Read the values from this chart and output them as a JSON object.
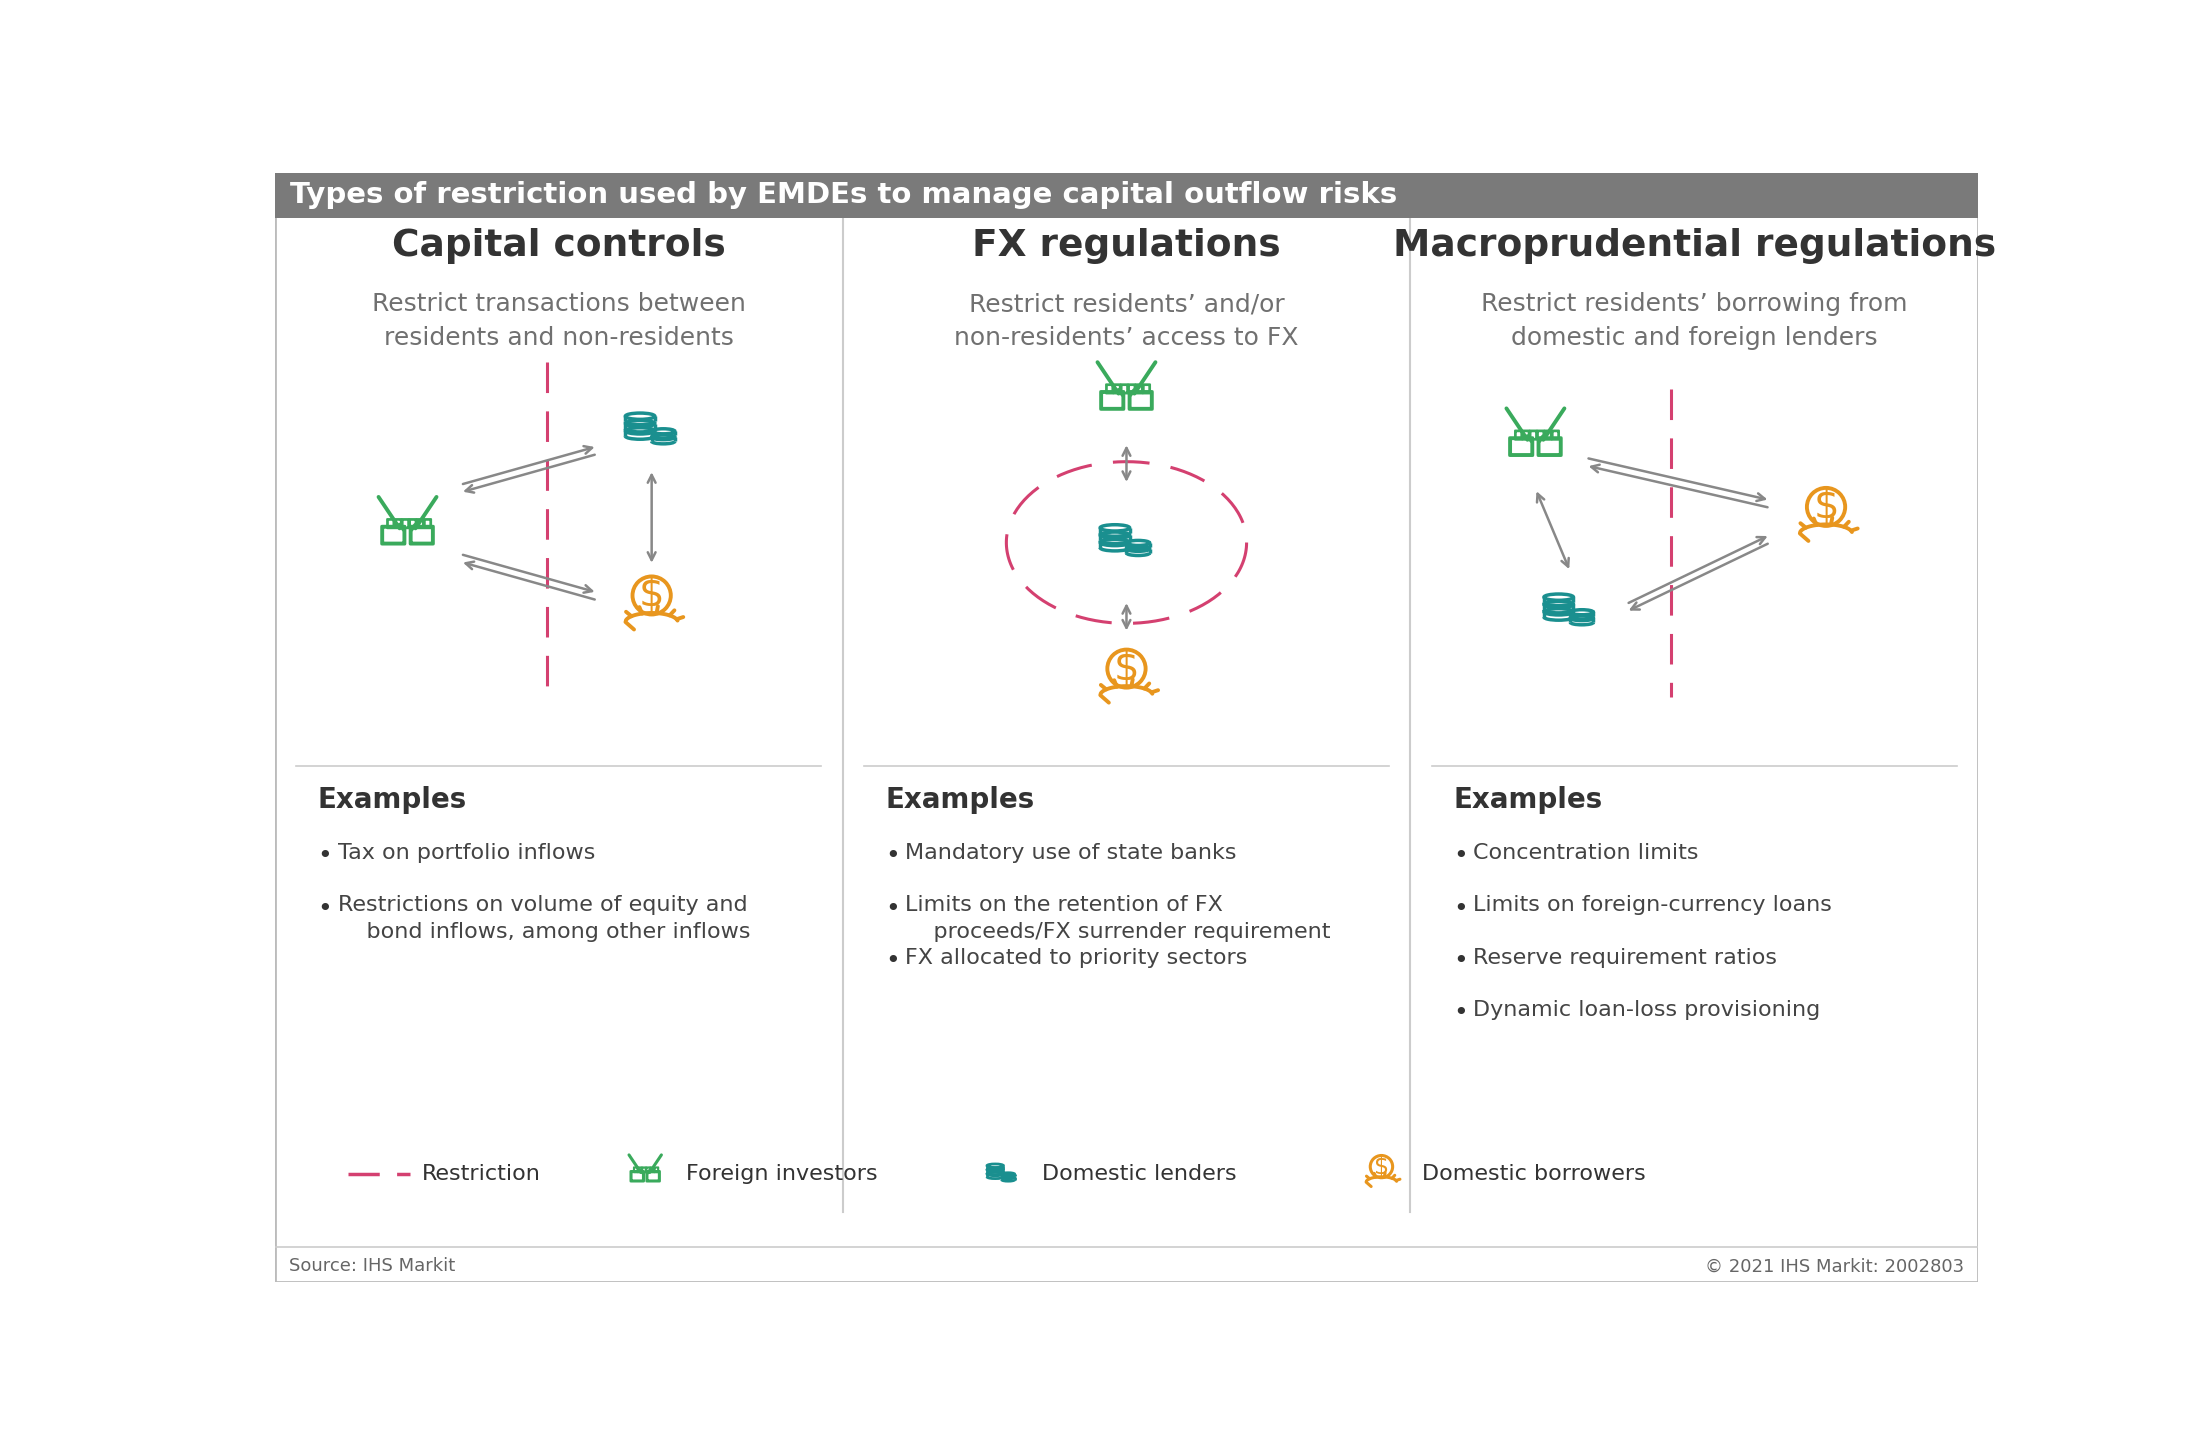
{
  "title": "Types of restriction used by EMDEs to manage capital outflow risks",
  "title_bg": "#7a7a7a",
  "title_color": "#ffffff",
  "main_bg": "#ffffff",
  "section_titles": [
    "Capital controls",
    "FX regulations",
    "Macroprudential regulations"
  ],
  "section_subtitles": [
    "Restrict transactions between\nresidents and non-residents",
    "Restrict residents’ and/or\nnon-residents’ access to FX",
    "Restrict residents’ borrowing from\ndomestic and foreign lenders"
  ],
  "examples_label": "Examples",
  "examples": [
    [
      "Tax on portfolio inflows",
      "Restrictions on volume of equity and\n    bond inflows, among other inflows"
    ],
    [
      "Mandatory use of state banks",
      "Limits on the retention of FX\n    proceeds/FX surrender requirement",
      "FX allocated to priority sectors"
    ],
    [
      "Concentration limits",
      "Limits on foreign-currency loans",
      "Reserve requirement ratios",
      "Dynamic loan-loss provisioning"
    ]
  ],
  "legend_items": [
    "Restriction",
    "Foreign investors",
    "Domestic lenders",
    "Domestic borrowers"
  ],
  "source_left": "Source: IHS Markit",
  "source_right": "© 2021 IHS Markit: 2002803",
  "green_color": "#3aaa5c",
  "teal_color": "#1a8f8f",
  "orange_color": "#e8961e",
  "pink_color": "#d44070",
  "arrow_color": "#888888",
  "text_dark": "#333333",
  "text_mid": "#666666",
  "divider_color": "#cccccc"
}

==================================================

Every line of the listing that holds "inflows" is to be counted; give only the resulting number.

2